Problem details
Only the pictures stay out; every record is to be quoted exactly.

Input data
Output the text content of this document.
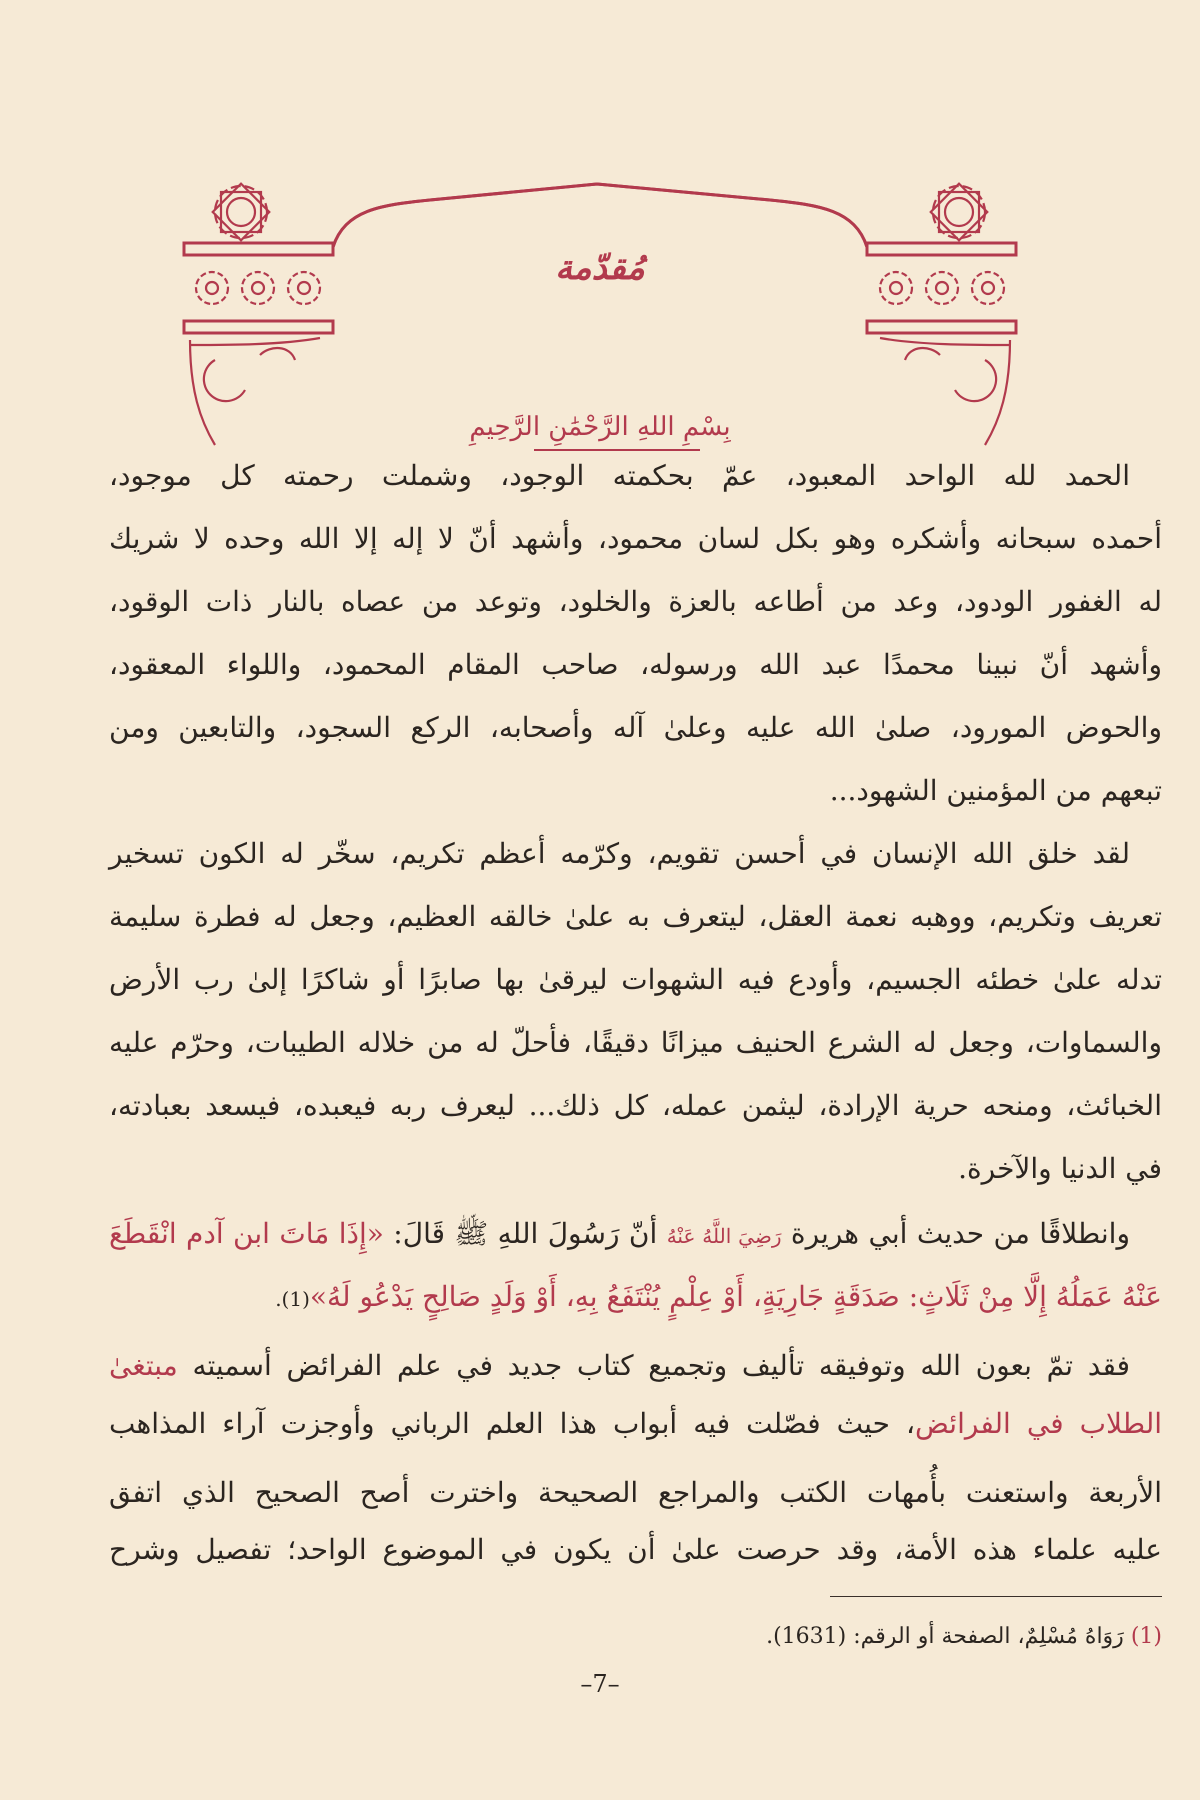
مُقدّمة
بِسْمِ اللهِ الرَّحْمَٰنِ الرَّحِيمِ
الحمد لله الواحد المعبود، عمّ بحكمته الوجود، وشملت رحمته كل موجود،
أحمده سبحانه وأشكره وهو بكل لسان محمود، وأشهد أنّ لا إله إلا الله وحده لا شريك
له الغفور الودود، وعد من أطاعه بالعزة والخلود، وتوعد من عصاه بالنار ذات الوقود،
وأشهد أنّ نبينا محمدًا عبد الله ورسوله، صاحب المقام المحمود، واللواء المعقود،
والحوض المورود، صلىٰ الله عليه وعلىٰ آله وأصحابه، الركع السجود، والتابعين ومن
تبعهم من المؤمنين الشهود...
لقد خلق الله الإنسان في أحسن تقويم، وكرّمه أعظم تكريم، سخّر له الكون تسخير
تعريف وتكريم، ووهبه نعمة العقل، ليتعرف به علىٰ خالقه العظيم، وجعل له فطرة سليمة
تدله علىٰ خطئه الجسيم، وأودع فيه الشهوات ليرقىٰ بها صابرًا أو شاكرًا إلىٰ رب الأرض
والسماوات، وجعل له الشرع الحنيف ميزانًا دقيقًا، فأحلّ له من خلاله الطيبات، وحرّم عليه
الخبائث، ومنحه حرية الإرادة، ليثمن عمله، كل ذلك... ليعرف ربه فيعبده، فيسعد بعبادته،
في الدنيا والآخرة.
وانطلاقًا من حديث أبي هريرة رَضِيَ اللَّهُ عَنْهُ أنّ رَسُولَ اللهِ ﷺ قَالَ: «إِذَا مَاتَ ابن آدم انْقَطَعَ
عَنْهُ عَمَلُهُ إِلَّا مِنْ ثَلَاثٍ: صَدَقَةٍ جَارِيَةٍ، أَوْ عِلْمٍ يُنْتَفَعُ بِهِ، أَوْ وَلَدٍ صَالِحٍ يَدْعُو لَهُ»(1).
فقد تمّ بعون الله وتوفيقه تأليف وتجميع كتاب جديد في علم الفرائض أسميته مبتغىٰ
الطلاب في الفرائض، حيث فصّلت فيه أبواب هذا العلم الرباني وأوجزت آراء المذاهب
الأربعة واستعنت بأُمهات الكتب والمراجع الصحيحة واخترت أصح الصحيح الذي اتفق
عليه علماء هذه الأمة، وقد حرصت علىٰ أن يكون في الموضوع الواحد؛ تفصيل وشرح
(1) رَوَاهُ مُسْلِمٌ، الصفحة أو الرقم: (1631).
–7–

Task solution
Output the text content of this document.
مُقدّمة
بِسْمِ اللهِ الرَّحْمَٰنِ الرَّحِيمِ
الحمد لله الواحد المعبود، عمّ بحكمته الوجود، وشملت رحمته كل موجود،
أحمده سبحانه وأشكره وهو بكل لسان محمود، وأشهد أنّ لا إله إلا الله وحده لا شريك
له الغفور الودود، وعد من أطاعه بالعزة والخلود، وتوعد من عصاه بالنار ذات الوقود،
وأشهد أنّ نبينا محمدًا عبد الله ورسوله، صاحب المقام المحمود، واللواء المعقود،
والحوض المورود، صلىٰ الله عليه وعلىٰ آله وأصحابه، الركع السجود، والتابعين ومن
تبعهم من المؤمنين الشهود...
لقد خلق الله الإنسان في أحسن تقويم، وكرّمه أعظم تكريم، سخّر له الكون تسخير
تعريف وتكريم، ووهبه نعمة العقل، ليتعرف به علىٰ خالقه العظيم، وجعل له فطرة سليمة
تدله علىٰ خطئه الجسيم، وأودع فيه الشهوات ليرقىٰ بها صابرًا أو شاكرًا إلىٰ رب الأرض
والسماوات، وجعل له الشرع الحنيف ميزانًا دقيقًا، فأحلّ له من خلاله الطيبات، وحرّم عليه
الخبائث، ومنحه حرية الإرادة، ليثمن عمله، كل ذلك... ليعرف ربه فيعبده، فيسعد بعبادته،
في الدنيا والآخرة.
وانطلاقًا من حديث أبي هريرة رَضِيَ اللَّهُ عَنْهُ أنّ رَسُولَ اللهِ ﷺ قَالَ: «إِذَا مَاتَ ابن آدم انْقَطَعَ
عَنْهُ عَمَلُهُ إِلَّا مِنْ ثَلَاثٍ: صَدَقَةٍ جَارِيَةٍ، أَوْ عِلْمٍ يُنْتَفَعُ بِهِ، أَوْ وَلَدٍ صَالِحٍ يَدْعُو لَهُ»(1).
فقد تمّ بعون الله وتوفيقه تأليف وتجميع كتاب جديد في علم الفرائض أسميته مبتغىٰ
الطلاب في الفرائض، حيث فصّلت فيه أبواب هذا العلم الرباني وأوجزت آراء المذاهب
الأربعة واستعنت بأُمهات الكتب والمراجع الصحيحة واخترت أصح الصحيح الذي اتفق
عليه علماء هذه الأمة، وقد حرصت علىٰ أن يكون في الموضوع الواحد؛ تفصيل وشرح
(1) رَوَاهُ مُسْلِمٌ، الصفحة أو الرقم: (1631).
–7–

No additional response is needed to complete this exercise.